» Instructions to follow
Gather every line from the entries below that includes "text".

» Records provided
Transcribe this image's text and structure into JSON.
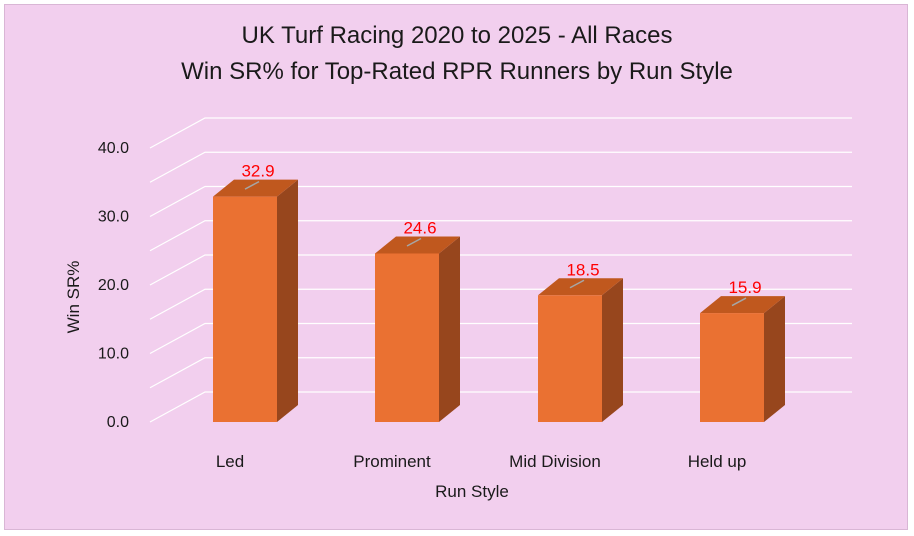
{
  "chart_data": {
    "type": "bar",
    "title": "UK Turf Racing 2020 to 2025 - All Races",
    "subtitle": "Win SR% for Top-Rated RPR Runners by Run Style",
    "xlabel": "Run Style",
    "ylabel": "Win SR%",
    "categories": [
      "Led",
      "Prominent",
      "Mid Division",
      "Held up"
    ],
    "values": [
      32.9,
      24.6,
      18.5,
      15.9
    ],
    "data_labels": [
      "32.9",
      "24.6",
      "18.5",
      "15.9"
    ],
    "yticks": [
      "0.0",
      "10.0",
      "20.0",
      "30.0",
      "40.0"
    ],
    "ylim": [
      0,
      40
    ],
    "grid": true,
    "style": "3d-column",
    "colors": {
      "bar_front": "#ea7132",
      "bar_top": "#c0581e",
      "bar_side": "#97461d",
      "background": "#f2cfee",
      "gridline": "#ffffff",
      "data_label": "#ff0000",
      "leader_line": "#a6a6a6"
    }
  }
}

==

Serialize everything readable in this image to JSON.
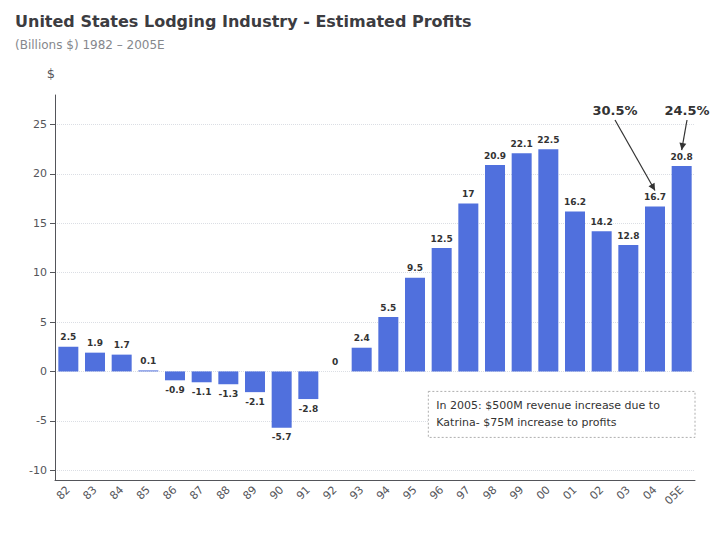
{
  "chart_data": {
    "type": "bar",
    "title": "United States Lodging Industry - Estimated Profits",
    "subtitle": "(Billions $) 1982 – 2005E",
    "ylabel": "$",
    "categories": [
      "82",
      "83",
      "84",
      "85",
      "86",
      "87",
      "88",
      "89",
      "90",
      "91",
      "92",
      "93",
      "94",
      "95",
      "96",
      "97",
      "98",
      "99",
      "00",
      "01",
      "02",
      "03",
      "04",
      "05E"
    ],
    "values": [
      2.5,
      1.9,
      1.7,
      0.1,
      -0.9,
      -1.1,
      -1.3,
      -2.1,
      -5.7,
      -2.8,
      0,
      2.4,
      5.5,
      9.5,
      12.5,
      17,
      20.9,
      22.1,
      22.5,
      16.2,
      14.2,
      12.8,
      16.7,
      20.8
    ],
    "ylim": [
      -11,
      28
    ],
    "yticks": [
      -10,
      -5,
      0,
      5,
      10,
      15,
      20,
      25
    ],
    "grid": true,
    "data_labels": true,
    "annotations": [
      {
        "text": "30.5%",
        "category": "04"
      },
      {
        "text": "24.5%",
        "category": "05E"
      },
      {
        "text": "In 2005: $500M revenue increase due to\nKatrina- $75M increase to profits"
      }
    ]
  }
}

» Output below
Transcribe this image's text and structure into JSON.
        "text": "30.5%",
        "text": "24.5%",
        "text": "In 2005: $500M revenue increase due to\nKatrina- $75M increase to profits"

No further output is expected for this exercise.